--- begin SUPPLIED RECORDS ---

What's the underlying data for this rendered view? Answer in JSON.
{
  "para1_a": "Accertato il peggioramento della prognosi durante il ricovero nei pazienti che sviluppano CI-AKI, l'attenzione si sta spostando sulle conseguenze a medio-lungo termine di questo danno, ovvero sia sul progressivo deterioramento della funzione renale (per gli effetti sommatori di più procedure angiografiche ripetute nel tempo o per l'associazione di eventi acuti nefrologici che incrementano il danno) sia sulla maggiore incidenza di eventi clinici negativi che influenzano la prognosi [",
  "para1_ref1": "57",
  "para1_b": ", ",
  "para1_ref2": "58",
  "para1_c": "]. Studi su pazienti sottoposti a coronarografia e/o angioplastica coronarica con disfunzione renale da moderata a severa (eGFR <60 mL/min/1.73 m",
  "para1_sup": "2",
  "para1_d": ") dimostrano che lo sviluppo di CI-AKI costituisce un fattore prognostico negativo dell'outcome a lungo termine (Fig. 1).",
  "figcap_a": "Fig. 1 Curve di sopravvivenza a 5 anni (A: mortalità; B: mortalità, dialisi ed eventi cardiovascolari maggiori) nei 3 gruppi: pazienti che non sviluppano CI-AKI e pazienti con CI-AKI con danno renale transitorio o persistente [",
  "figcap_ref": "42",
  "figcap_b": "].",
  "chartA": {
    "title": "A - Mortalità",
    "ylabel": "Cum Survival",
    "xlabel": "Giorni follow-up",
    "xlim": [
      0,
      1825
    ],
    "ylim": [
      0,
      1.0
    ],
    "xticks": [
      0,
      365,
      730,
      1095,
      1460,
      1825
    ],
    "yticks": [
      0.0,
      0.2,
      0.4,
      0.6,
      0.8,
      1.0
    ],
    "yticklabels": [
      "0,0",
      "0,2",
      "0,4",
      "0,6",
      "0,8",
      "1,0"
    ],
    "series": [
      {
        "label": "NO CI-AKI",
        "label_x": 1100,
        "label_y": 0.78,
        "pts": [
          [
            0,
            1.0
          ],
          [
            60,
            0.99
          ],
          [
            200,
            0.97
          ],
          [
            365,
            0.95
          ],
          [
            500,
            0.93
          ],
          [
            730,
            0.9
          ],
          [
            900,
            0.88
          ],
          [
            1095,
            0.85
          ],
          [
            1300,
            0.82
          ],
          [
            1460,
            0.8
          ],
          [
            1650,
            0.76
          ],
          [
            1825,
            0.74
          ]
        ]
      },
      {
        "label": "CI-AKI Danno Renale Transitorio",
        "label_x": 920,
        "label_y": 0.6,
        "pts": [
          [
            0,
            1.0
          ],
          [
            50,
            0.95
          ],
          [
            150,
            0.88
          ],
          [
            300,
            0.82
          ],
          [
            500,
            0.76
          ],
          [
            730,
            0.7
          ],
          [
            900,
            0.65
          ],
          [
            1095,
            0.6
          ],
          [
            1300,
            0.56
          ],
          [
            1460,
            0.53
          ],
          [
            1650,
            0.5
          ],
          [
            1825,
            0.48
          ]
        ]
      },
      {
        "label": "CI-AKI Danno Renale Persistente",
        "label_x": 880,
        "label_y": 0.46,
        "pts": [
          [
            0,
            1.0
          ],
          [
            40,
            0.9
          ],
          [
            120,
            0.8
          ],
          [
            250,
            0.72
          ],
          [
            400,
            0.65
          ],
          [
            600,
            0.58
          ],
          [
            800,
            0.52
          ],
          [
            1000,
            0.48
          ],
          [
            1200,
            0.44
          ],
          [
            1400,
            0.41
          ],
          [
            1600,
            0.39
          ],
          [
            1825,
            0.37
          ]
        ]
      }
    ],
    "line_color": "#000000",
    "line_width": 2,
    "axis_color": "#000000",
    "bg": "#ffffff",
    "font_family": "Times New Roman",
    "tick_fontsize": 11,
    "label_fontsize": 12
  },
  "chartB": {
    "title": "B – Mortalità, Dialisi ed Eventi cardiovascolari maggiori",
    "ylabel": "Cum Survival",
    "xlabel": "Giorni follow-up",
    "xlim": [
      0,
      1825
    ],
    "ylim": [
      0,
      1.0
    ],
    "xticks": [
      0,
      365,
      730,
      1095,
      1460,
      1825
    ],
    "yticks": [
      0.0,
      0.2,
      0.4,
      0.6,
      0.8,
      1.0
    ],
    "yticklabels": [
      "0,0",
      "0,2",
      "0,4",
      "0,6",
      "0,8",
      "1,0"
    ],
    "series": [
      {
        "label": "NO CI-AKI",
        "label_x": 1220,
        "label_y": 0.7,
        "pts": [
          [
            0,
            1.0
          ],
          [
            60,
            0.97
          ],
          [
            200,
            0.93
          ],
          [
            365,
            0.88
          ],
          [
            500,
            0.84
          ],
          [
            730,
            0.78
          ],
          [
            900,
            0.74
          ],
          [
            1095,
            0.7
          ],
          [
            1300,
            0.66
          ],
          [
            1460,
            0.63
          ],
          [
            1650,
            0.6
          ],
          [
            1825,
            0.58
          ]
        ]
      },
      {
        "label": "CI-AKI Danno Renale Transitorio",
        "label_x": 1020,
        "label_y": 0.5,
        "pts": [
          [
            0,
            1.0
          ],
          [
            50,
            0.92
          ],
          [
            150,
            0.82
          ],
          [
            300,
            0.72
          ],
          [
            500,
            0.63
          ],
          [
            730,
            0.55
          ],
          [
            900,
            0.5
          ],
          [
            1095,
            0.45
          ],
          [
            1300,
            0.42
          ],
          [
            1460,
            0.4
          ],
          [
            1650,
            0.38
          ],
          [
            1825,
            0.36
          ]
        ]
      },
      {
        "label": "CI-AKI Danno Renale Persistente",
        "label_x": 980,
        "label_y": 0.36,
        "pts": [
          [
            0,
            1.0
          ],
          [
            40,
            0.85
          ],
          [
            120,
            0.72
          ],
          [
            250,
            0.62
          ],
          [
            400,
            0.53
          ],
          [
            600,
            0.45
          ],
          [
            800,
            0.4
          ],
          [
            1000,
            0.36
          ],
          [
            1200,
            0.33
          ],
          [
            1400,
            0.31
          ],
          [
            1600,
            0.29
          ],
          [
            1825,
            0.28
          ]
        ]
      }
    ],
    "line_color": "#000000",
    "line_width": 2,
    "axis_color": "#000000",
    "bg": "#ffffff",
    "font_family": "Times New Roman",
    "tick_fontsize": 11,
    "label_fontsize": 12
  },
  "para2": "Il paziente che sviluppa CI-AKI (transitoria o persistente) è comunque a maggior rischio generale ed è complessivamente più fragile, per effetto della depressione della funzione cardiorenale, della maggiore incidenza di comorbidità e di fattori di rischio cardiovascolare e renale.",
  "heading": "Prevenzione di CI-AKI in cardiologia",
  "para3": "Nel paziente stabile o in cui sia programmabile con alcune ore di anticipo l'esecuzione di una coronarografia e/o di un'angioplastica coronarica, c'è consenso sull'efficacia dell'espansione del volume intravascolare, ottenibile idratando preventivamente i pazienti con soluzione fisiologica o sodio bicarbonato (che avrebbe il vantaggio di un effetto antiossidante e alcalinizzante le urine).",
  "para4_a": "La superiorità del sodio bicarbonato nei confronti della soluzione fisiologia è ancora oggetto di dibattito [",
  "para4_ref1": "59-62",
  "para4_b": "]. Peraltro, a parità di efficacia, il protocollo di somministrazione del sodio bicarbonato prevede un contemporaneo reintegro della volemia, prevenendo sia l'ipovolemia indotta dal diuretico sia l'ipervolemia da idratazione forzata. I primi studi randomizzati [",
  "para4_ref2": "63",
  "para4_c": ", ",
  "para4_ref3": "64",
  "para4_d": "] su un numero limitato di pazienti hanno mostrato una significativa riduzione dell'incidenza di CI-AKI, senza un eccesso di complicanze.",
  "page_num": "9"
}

--- end SUPPLIED RECORDS ---

• **EXERCISE TASK**
Write out the data exactly as it stands.

• **ANSWER BELOW**
What's the underlying data for this rendered view? Answer in JSON.
{
  "para1_a": "Accertato il peggioramento della prognosi durante il ricovero nei pazienti che sviluppano CI-AKI, l'attenzione si sta spostando sulle conseguenze a medio-lungo termine di questo danno, ovvero sia sul progressivo deterioramento della funzione renale (per gli effetti sommatori di più procedure angiografiche ripetute nel tempo o per l'associazione di eventi acuti nefrologici che incrementano il danno) sia sulla maggiore incidenza di eventi clinici negativi che influenzano la prognosi [",
  "para1_ref1": "57",
  "para1_b": ", ",
  "para1_ref2": "58",
  "para1_c": "]. Studi su pazienti sottoposti a coronarografia e/o angioplastica coronarica con disfunzione renale da moderata a severa (eGFR <60 mL/min/1.73 m",
  "para1_sup": "2",
  "para1_d": ") dimostrano che lo sviluppo di CI-AKI costituisce un fattore prognostico negativo dell'outcome a lungo termine (Fig. 1).",
  "figcap_a": "Fig. 1 Curve di sopravvivenza a 5 anni (A: mortalità; B: mortalità, dialisi ed eventi cardiovascolari maggiori) nei 3 gruppi: pazienti che non sviluppano CI-AKI e pazienti con CI-AKI con danno renale transitorio o persistente [",
  "figcap_ref": "42",
  "figcap_b": "].",
  "chartA": {
    "title": "A - Mortalità",
    "ylabel": "Cum Survival",
    "xlabel": "Giorni follow-up",
    "xlim": [
      0,
      1825
    ],
    "ylim": [
      0,
      1.0
    ],
    "xticks": [
      0,
      365,
      730,
      1095,
      1460,
      1825
    ],
    "yticks": [
      0.0,
      0.2,
      0.4,
      0.6,
      0.8,
      1.0
    ],
    "yticklabels": [
      "0,0",
      "0,2",
      "0,4",
      "0,6",
      "0,8",
      "1,0"
    ],
    "series": [
      {
        "label": "NO CI-AKI",
        "label_x": 1100,
        "label_y": 0.78,
        "pts": [
          [
            0,
            1.0
          ],
          [
            60,
            0.99
          ],
          [
            200,
            0.97
          ],
          [
            365,
            0.95
          ],
          [
            500,
            0.93
          ],
          [
            730,
            0.9
          ],
          [
            900,
            0.88
          ],
          [
            1095,
            0.85
          ],
          [
            1300,
            0.82
          ],
          [
            1460,
            0.8
          ],
          [
            1650,
            0.76
          ],
          [
            1825,
            0.74
          ]
        ]
      },
      {
        "label": "CI-AKI Danno Renale Transitorio",
        "label_x": 920,
        "label_y": 0.6,
        "pts": [
          [
            0,
            1.0
          ],
          [
            50,
            0.95
          ],
          [
            150,
            0.88
          ],
          [
            300,
            0.82
          ],
          [
            500,
            0.76
          ],
          [
            730,
            0.7
          ],
          [
            900,
            0.65
          ],
          [
            1095,
            0.6
          ],
          [
            1300,
            0.56
          ],
          [
            1460,
            0.53
          ],
          [
            1650,
            0.5
          ],
          [
            1825,
            0.48
          ]
        ]
      },
      {
        "label": "CI-AKI Danno Renale Persistente",
        "label_x": 880,
        "label_y": 0.46,
        "pts": [
          [
            0,
            1.0
          ],
          [
            40,
            0.9
          ],
          [
            120,
            0.8
          ],
          [
            250,
            0.72
          ],
          [
            400,
            0.65
          ],
          [
            600,
            0.58
          ],
          [
            800,
            0.52
          ],
          [
            1000,
            0.48
          ],
          [
            1200,
            0.44
          ],
          [
            1400,
            0.41
          ],
          [
            1600,
            0.39
          ],
          [
            1825,
            0.37
          ]
        ]
      }
    ],
    "line_color": "#000000",
    "line_width": 2,
    "axis_color": "#000000",
    "bg": "#ffffff",
    "font_family": "Times New Roman",
    "tick_fontsize": 11,
    "label_fontsize": 12
  },
  "chartB": {
    "title": "B – Mortalità, Dialisi ed Eventi cardiovascolari maggiori",
    "ylabel": "Cum Survival",
    "xlabel": "Giorni follow-up",
    "xlim": [
      0,
      1825
    ],
    "ylim": [
      0,
      1.0
    ],
    "xticks": [
      0,
      365,
      730,
      1095,
      1460,
      1825
    ],
    "yticks": [
      0.0,
      0.2,
      0.4,
      0.6,
      0.8,
      1.0
    ],
    "yticklabels": [
      "0,0",
      "0,2",
      "0,4",
      "0,6",
      "0,8",
      "1,0"
    ],
    "series": [
      {
        "label": "NO CI-AKI",
        "label_x": 1220,
        "label_y": 0.7,
        "pts": [
          [
            0,
            1.0
          ],
          [
            60,
            0.97
          ],
          [
            200,
            0.93
          ],
          [
            365,
            0.88
          ],
          [
            500,
            0.84
          ],
          [
            730,
            0.78
          ],
          [
            900,
            0.74
          ],
          [
            1095,
            0.7
          ],
          [
            1300,
            0.66
          ],
          [
            1460,
            0.63
          ],
          [
            1650,
            0.6
          ],
          [
            1825,
            0.58
          ]
        ]
      },
      {
        "label": "CI-AKI Danno Renale Transitorio",
        "label_x": 1020,
        "label_y": 0.5,
        "pts": [
          [
            0,
            1.0
          ],
          [
            50,
            0.92
          ],
          [
            150,
            0.82
          ],
          [
            300,
            0.72
          ],
          [
            500,
            0.63
          ],
          [
            730,
            0.55
          ],
          [
            900,
            0.5
          ],
          [
            1095,
            0.45
          ],
          [
            1300,
            0.42
          ],
          [
            1460,
            0.4
          ],
          [
            1650,
            0.38
          ],
          [
            1825,
            0.36
          ]
        ]
      },
      {
        "label": "CI-AKI Danno Renale Persistente",
        "label_x": 980,
        "label_y": 0.36,
        "pts": [
          [
            0,
            1.0
          ],
          [
            40,
            0.85
          ],
          [
            120,
            0.72
          ],
          [
            250,
            0.62
          ],
          [
            400,
            0.53
          ],
          [
            600,
            0.45
          ],
          [
            800,
            0.4
          ],
          [
            1000,
            0.36
          ],
          [
            1200,
            0.33
          ],
          [
            1400,
            0.31
          ],
          [
            1600,
            0.29
          ],
          [
            1825,
            0.28
          ]
        ]
      }
    ],
    "line_color": "#000000",
    "line_width": 2,
    "axis_color": "#000000",
    "bg": "#ffffff",
    "font_family": "Times New Roman",
    "tick_fontsize": 11,
    "label_fontsize": 12
  },
  "para2": "Il paziente che sviluppa CI-AKI (transitoria o persistente) è comunque a maggior rischio generale ed è complessivamente più fragile, per effetto della depressione della funzione cardiorenale, della maggiore incidenza di comorbidità e di fattori di rischio cardiovascolare e renale.",
  "heading": "Prevenzione di CI-AKI in cardiologia",
  "para3": "Nel paziente stabile o in cui sia programmabile con alcune ore di anticipo l'esecuzione di una coronarografia e/o di un'angioplastica coronarica, c'è consenso sull'efficacia dell'espansione del volume intravascolare, ottenibile idratando preventivamente i pazienti con soluzione fisiologica o sodio bicarbonato (che avrebbe il vantaggio di un effetto antiossidante e alcalinizzante le urine).",
  "para4_a": "La superiorità del sodio bicarbonato nei confronti della soluzione fisiologia è ancora oggetto di dibattito [",
  "para4_ref1": "59-62",
  "para4_b": "]. Peraltro, a parità di efficacia, il protocollo di somministrazione del sodio bicarbonato prevede un contemporaneo reintegro della volemia, prevenendo sia l'ipovolemia indotta dal diuretico sia l'ipervolemia da idratazione forzata. I primi studi randomizzati [",
  "para4_ref2": "63",
  "para4_c": ", ",
  "para4_ref3": "64",
  "para4_d": "] su un numero limitato di pazienti hanno mostrato una significativa riduzione dell'incidenza di CI-AKI, senza un eccesso di complicanze.",
  "page_num": "9"
}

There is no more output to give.